**TASK OBJECTIVE**
Format the rows below as a numbered list with blank lines omitted, and leave the pictures out of your answer.

**RECORDS SHOWN**
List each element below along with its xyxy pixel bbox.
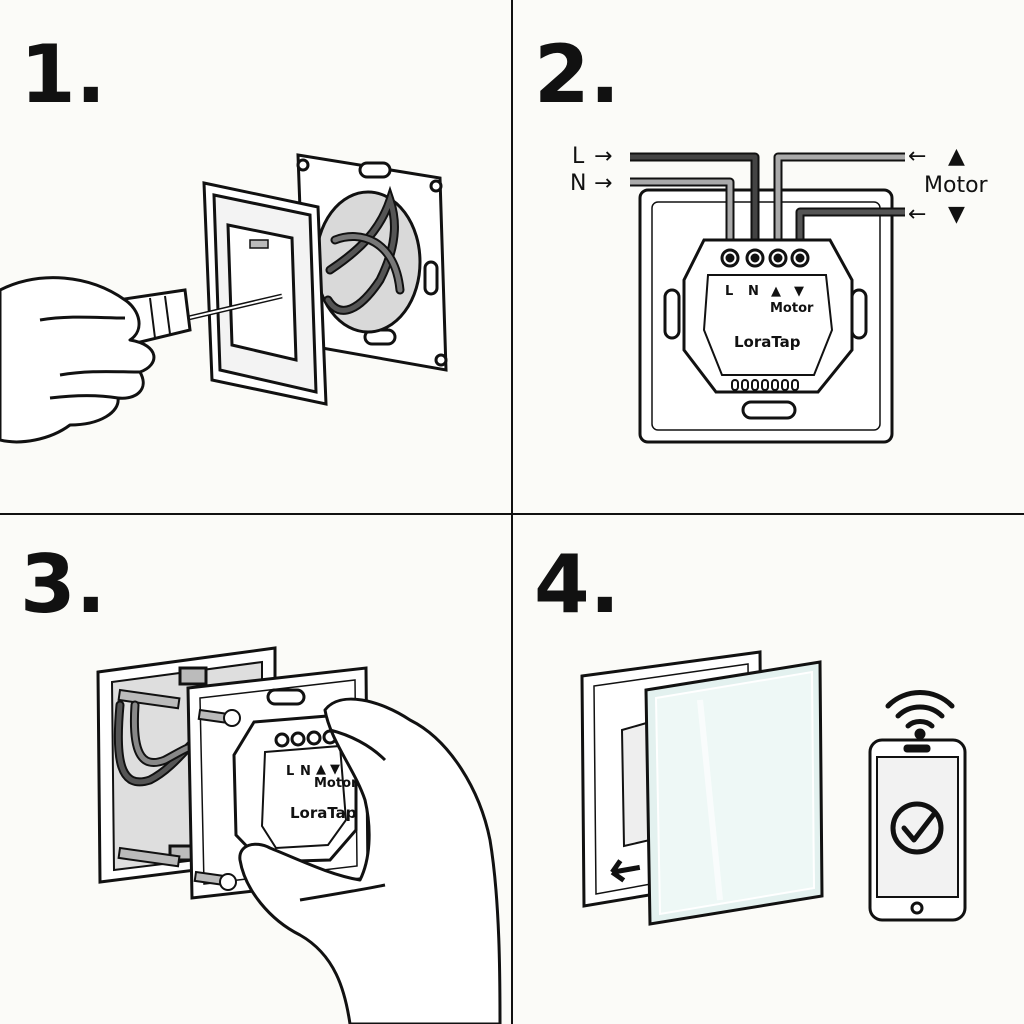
smart-module (682, 238, 854, 394)
step-1-number: 1. (20, 28, 106, 121)
module-3-brand: LoraTap (290, 804, 357, 822)
switch-cover-plate (202, 181, 328, 406)
mounting-screws (193, 708, 241, 891)
module-terminal-l: L (725, 284, 733, 299)
module-3-motor-label: Motor (314, 776, 358, 791)
neutral-label: N (570, 171, 586, 196)
step-3-number: 3. (20, 538, 106, 631)
arrow-left-icon (610, 859, 641, 883)
step-4-number: 4. (534, 538, 620, 631)
panel-step-4: 4. (534, 538, 967, 926)
panel-step-3: 3. (20, 538, 502, 1024)
motor-down-symbol: ▼ (948, 202, 965, 227)
hand-icon (0, 276, 156, 444)
checkmark-icon (890, 801, 944, 855)
neutral-arrow: → (594, 171, 612, 196)
wifi-icon (885, 690, 955, 740)
glass-cover-panel (644, 660, 824, 926)
smartphone-icon (868, 738, 967, 922)
live-arrow: → (594, 144, 612, 169)
module-3-terminal-n: N (300, 764, 311, 779)
motor-down-arrow: ← (908, 202, 926, 227)
module-3-terminal-l: L (286, 764, 294, 779)
module-terminal-n: N (748, 284, 759, 299)
motor-label: Motor (924, 173, 989, 198)
module-terminal-down: ▼ (794, 284, 804, 299)
step-2-number: 2. (534, 28, 620, 121)
module-brand: LoraTap (734, 333, 801, 351)
module-3-terminal-down: ▼ (330, 762, 340, 777)
motor-up-symbol: ▲ (948, 144, 965, 169)
box-screws (117, 688, 181, 868)
hand-icon (238, 697, 502, 1024)
panel-step-1: 1. (0, 28, 448, 444)
module-3-terminal-up: ▲ (316, 762, 326, 777)
motor-up-arrow: ← (908, 144, 926, 169)
smart-module-installed (232, 713, 358, 864)
live-label: L (572, 144, 585, 169)
wall-wires (323, 185, 405, 315)
connection-wires (630, 152, 905, 242)
module-terminal-up: ▲ (771, 284, 781, 299)
module-motor-label: Motor (770, 301, 814, 316)
panel-step-2: 2. L N → → ← ▲ Motor ← ▼ (534, 28, 989, 444)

**WRITTEN ANSWER**
1. List each element below along with its xyxy pixel bbox.
2. smart-module (682, 238, 854, 394)
3. step-1-number: 1. (20, 28, 106, 121)
4. module-3-brand: LoraTap (290, 804, 357, 822)
5. switch-cover-plate (202, 181, 328, 406)
6. mounting-screws (193, 708, 241, 891)
7. module-terminal-l: L (725, 284, 733, 299)
8. module-3-motor-label: Motor (314, 776, 358, 791)
9. neutral-label: N (570, 171, 586, 196)
10. step-3-number: 3. (20, 538, 106, 631)
11. arrow-left-icon (610, 859, 641, 883)
12. step-4-number: 4. (534, 538, 620, 631)
13. panel-step-4: 4. (534, 538, 967, 926)
14. panel-step-3: 3. (20, 538, 502, 1024)
15. motor-down-symbol: ▼ (948, 202, 965, 227)
16. hand-icon (0, 276, 156, 444)
17. checkmark-icon (890, 801, 944, 855)
18. neutral-arrow: → (594, 171, 612, 196)
19. wifi-icon (885, 690, 955, 740)
20. glass-cover-panel (644, 660, 824, 926)
21. smartphone-icon (868, 738, 967, 922)
22. live-arrow: → (594, 144, 612, 169)
23. module-3-terminal-n: N (300, 764, 311, 779)
24. motor-down-arrow: ← (908, 202, 926, 227)
25. module-3-terminal-l: L (286, 764, 294, 779)
26. module-terminal-n: N (748, 284, 759, 299)
27. motor-label: Motor (924, 173, 989, 198)
28. module-terminal-down: ▼ (794, 284, 804, 299)
29. step-2-number: 2. (534, 28, 620, 121)
30. module-brand: LoraTap (734, 333, 801, 351)
31. module-3-terminal-down: ▼ (330, 762, 340, 777)
32. motor-up-symbol: ▲ (948, 144, 965, 169)
33. box-screws (117, 688, 181, 868)
34. hand-icon (238, 697, 502, 1024)
35. panel-step-1: 1. (0, 28, 448, 444)
36. module-3-terminal-up: ▲ (316, 762, 326, 777)
37. motor-up-arrow: ← (908, 144, 926, 169)
38. smart-module-installed (232, 713, 358, 864)
39. live-label: L (572, 144, 585, 169)
40. wall-wires (323, 185, 405, 315)
41. connection-wires (630, 152, 905, 242)
42. module-terminal-up: ▲ (771, 284, 781, 299)
43. module-motor-label: Motor (770, 301, 814, 316)
44. panel-step-2: 2. L N → → ← ▲ Motor ← ▼ (534, 28, 989, 444)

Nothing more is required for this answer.